# EXTRACTED INFORMATION
begin
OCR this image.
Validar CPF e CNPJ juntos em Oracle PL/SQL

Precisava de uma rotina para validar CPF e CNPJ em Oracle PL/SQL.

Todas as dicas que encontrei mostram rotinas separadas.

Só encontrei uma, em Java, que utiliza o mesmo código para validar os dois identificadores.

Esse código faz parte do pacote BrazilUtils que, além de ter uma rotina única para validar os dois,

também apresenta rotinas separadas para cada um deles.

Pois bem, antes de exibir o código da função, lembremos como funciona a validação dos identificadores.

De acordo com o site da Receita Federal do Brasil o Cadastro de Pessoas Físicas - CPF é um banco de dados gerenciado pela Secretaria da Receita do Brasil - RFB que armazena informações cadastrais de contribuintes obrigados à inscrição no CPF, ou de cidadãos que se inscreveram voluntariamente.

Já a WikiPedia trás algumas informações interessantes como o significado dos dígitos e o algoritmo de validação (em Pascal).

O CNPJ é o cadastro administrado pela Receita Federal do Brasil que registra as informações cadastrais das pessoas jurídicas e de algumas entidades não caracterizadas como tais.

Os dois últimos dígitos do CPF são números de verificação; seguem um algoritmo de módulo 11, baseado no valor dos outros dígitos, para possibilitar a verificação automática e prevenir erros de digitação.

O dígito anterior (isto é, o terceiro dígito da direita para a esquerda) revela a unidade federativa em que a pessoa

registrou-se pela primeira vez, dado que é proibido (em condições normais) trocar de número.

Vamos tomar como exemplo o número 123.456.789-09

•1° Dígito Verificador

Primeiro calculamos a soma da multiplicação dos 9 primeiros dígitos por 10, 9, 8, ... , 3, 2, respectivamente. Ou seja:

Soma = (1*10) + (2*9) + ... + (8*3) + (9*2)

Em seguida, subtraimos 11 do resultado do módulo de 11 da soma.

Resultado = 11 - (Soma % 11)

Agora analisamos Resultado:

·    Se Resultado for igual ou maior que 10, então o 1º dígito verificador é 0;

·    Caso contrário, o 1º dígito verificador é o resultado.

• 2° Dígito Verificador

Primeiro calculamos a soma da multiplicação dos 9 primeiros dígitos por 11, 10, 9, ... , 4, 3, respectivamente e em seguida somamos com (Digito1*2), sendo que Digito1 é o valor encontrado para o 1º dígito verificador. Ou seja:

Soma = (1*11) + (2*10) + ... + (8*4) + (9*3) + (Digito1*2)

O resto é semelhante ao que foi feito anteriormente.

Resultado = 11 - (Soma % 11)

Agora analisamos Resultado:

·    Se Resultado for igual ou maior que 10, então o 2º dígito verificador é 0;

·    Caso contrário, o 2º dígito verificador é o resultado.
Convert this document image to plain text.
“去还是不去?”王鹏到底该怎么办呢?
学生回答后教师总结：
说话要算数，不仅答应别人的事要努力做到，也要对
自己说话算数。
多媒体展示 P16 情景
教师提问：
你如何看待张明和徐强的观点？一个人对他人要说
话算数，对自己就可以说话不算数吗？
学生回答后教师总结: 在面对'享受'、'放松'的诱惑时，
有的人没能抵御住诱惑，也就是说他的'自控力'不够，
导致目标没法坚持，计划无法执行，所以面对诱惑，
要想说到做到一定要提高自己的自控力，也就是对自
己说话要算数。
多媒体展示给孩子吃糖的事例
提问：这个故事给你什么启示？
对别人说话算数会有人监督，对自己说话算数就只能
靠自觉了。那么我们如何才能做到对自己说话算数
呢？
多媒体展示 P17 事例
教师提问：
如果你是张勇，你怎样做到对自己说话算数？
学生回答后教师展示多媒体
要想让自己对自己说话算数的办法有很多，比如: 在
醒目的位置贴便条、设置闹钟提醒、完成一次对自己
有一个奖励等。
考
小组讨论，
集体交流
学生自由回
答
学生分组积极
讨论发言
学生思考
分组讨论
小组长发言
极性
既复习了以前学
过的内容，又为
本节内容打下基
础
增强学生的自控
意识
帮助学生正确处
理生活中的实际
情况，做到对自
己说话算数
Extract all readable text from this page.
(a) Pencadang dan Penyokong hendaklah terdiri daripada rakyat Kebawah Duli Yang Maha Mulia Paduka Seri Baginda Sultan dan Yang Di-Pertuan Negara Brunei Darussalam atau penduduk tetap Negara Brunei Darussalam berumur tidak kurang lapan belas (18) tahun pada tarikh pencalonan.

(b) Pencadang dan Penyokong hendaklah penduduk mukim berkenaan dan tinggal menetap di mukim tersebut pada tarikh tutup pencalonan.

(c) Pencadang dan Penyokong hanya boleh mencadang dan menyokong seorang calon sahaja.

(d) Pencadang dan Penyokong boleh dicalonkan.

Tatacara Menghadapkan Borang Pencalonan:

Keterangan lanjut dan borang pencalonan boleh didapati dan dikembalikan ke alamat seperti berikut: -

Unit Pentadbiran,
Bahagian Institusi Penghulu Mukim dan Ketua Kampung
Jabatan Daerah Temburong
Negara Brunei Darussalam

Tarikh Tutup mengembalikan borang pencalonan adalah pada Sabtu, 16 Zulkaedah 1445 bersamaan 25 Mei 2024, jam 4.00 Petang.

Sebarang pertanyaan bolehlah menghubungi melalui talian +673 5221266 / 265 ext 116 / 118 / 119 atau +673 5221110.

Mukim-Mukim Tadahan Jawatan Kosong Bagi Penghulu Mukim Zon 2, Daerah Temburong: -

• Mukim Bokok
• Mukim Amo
end
# TO BE DONE
Copy out every line from the records that has the word "image".

# EXPECTED ANSWER
OCR this image.
Convert this document image to plain text.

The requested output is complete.